= TO BE DONE =
Determine how many lines contain the string "video". Respond with that number and nothing more.

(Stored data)
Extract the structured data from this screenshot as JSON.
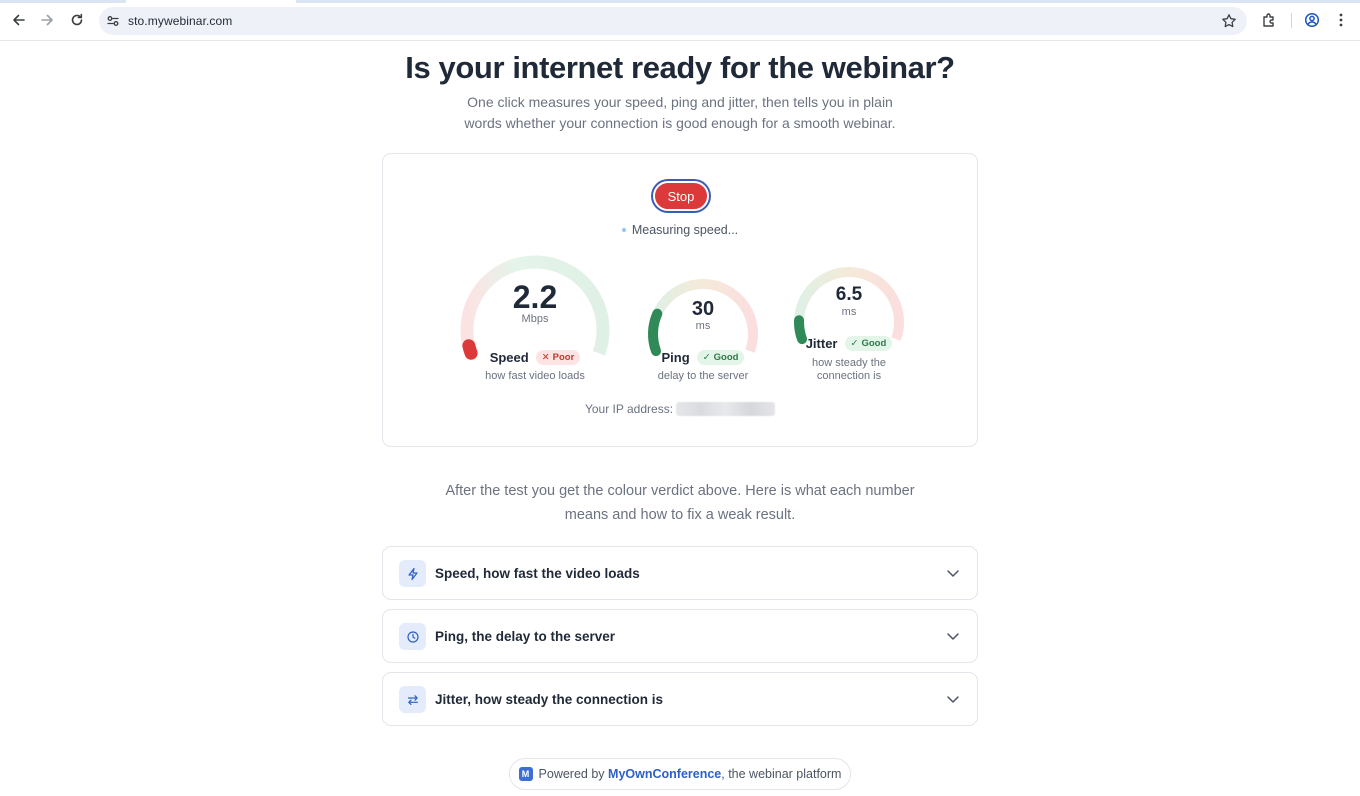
{
  "browser": {
    "url": "sto.mywebinar.com"
  },
  "page": {
    "title": "Is your internet ready for the webinar?",
    "subtitle": "One click measures your speed, ping and jitter, then tells you in plain words whether your connection is good enough for a smooth webinar."
  },
  "test": {
    "stop_label": "Stop",
    "status": "Measuring speed...",
    "ip_label": "Your IP address:"
  },
  "metrics": [
    {
      "value": "2.2",
      "unit": "Mbps",
      "label": "Speed",
      "badge": "Poor",
      "badge_icon": "x-icon",
      "desc": "how fast video loads",
      "level": 0.02,
      "color": "#dc3a3a"
    },
    {
      "value": "30",
      "unit": "ms",
      "label": "Ping",
      "badge": "Good",
      "badge_icon": "check-icon",
      "desc": "delay to the server",
      "level": 0.2,
      "color": "#2f8a57"
    },
    {
      "value": "6.5",
      "unit": "ms",
      "label": "Jitter",
      "badge": "Good",
      "badge_icon": "check-icon",
      "desc": "how steady the connection is",
      "level": 0.1,
      "color": "#2f8a57"
    }
  ],
  "explain": "After the test you get the colour verdict above. Here is what each number means and how to fix a weak result.",
  "accordion": [
    {
      "title": "Speed, how fast the video loads",
      "icon": "lightning-icon"
    },
    {
      "title": "Ping, the delay to the server",
      "icon": "clock-icon"
    },
    {
      "title": "Jitter, how steady the connection is",
      "icon": "swap-arrows-icon"
    }
  ],
  "footer": {
    "prefix": "Powered by",
    "brand": "MyOwnConference",
    "suffix": ", the webinar platform",
    "logo_letter": "M"
  },
  "colors": {
    "stop": "#dc3a3a",
    "good": "#2f8a57",
    "poor": "#dc3a3a",
    "accent": "#2d5fc4"
  }
}
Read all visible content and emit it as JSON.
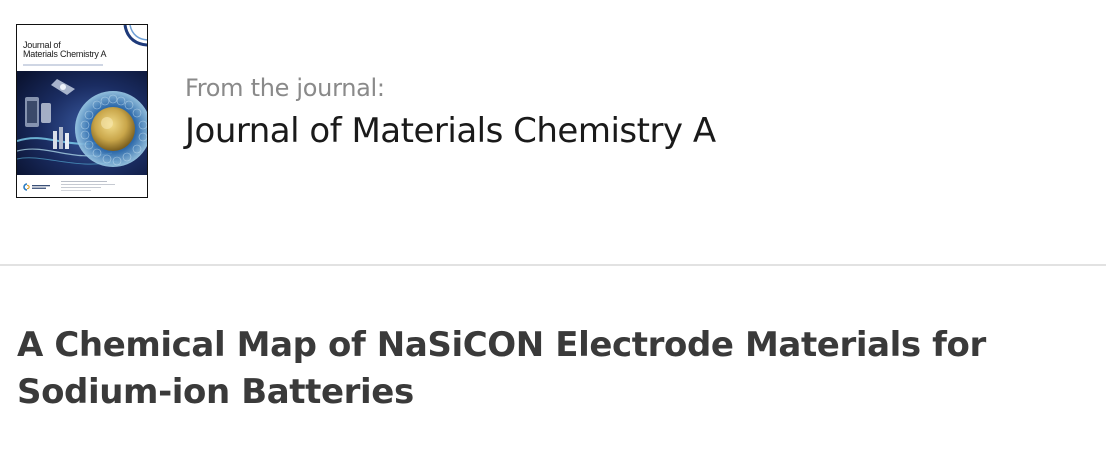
{
  "journal": {
    "from_label": "From the journal:",
    "name": "Journal of Materials Chemistry A",
    "cover": {
      "title": "Journal of Materials Chemistry A",
      "title_line1": "Journal of",
      "title_line2": "Materials Chemistry A",
      "publisher_logo": "ROYAL SOCIETY OF CHEMISTRY"
    }
  },
  "article": {
    "title": "A Chemical Map of NaSiCON Electrode Materials for Sodium-ion Batteries"
  },
  "colors": {
    "divider": "#e2e2e2",
    "from_label": "#8a8a8a",
    "journal_name": "#1a1a1a",
    "article_title": "#3a3a3a",
    "cover_art_dark": "#0f1c3f",
    "cover_art_teal": "#2fa6c8",
    "cover_art_gold": "#c9a64a"
  }
}
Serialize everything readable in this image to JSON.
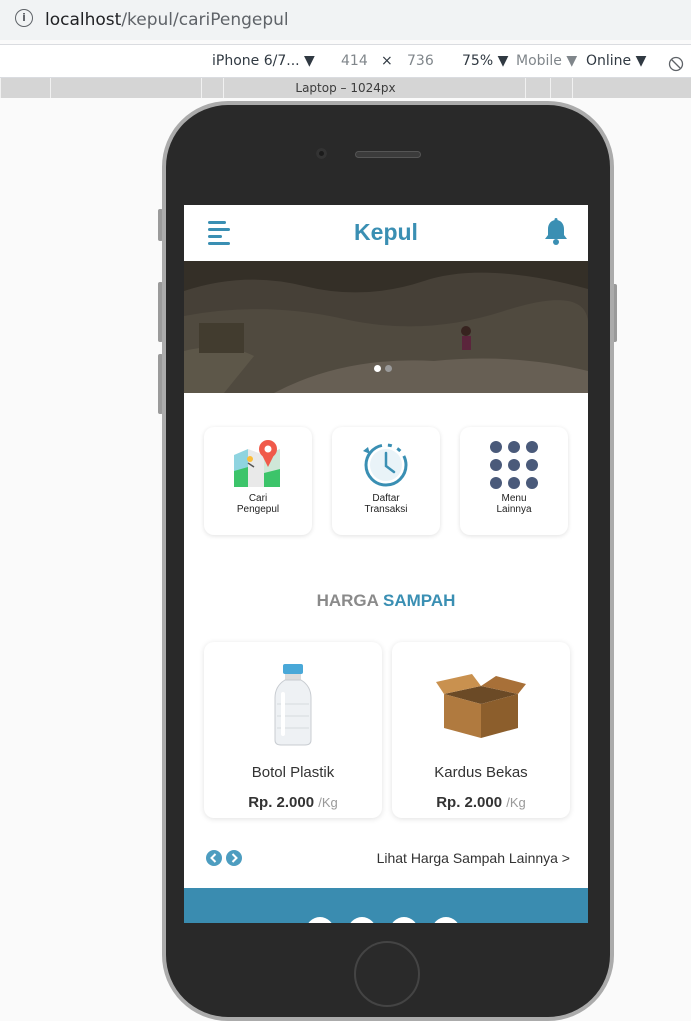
{
  "browser": {
    "url_host": "localhost",
    "url_path": "/kepul/cariPengepul"
  },
  "device_toolbar": {
    "device": "iPhone 6/7...",
    "width": "414",
    "times": "×",
    "height": "736",
    "zoom": "75%",
    "mode": "Mobile",
    "network": "Online"
  },
  "media_query": {
    "label": "Laptop – 1024px"
  },
  "app": {
    "title": "Kepul",
    "menu": [
      {
        "label": "Cari\nPengepul",
        "icon": "map-pin-icon"
      },
      {
        "label": "Daftar\nTransaksi",
        "icon": "history-clock-icon"
      },
      {
        "label": "Menu\nLainnya",
        "icon": "grid-dots-icon"
      }
    ],
    "harga": {
      "part1": "HARGA",
      "part2": "SAMPAH"
    },
    "products": [
      {
        "name": "Botol Plastik",
        "price": "Rp. 2.000",
        "unit": "/Kg",
        "icon": "plastic-bottle-icon"
      },
      {
        "name": "Kardus Bekas",
        "price": "Rp. 2.000",
        "unit": "/Kg",
        "icon": "cardboard-box-icon"
      }
    ],
    "more_link": "Lihat Harga Sampah Lainnya >",
    "banner_slides": 2,
    "banner_active_slide": 1
  },
  "colors": {
    "primary": "#3a8fb3",
    "muted_heading": "#8a8a8a",
    "bottom_bar": "#3a8cb0"
  }
}
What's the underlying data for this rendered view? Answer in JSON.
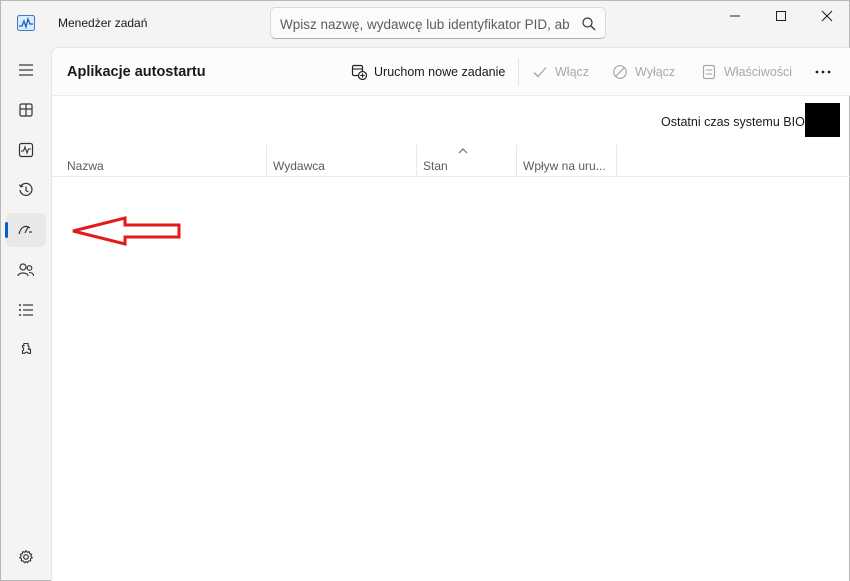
{
  "window": {
    "title": "Menedżer zadań"
  },
  "search": {
    "placeholder": "Wpisz nazwę, wydawcę lub identyfikator PID, aby wyszukać"
  },
  "sidebar": {
    "items": [
      {
        "icon": "hamburger-icon"
      },
      {
        "icon": "processes-icon"
      },
      {
        "icon": "performance-icon"
      },
      {
        "icon": "app-history-icon"
      },
      {
        "icon": "startup-apps-icon",
        "active": true
      },
      {
        "icon": "users-icon"
      },
      {
        "icon": "details-icon"
      },
      {
        "icon": "services-icon"
      },
      {
        "icon": "settings-icon"
      }
    ]
  },
  "commandbar": {
    "page_title": "Aplikacje autostartu",
    "run_new_task": "Uruchom nowe zadanie",
    "enable": "Włącz",
    "disable": "Wyłącz",
    "properties": "Właściwości"
  },
  "bios": {
    "label": "Ostatni czas systemu BIOS:"
  },
  "table": {
    "columns": [
      "Nazwa",
      "Wydawca",
      "Stan",
      "Wpływ na uru..."
    ],
    "sorted_column": "Stan"
  },
  "colors": {
    "accent": "#0a5fc7",
    "annotation_arrow": "#e21a1a"
  }
}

= WRITTEN ANSWER =
2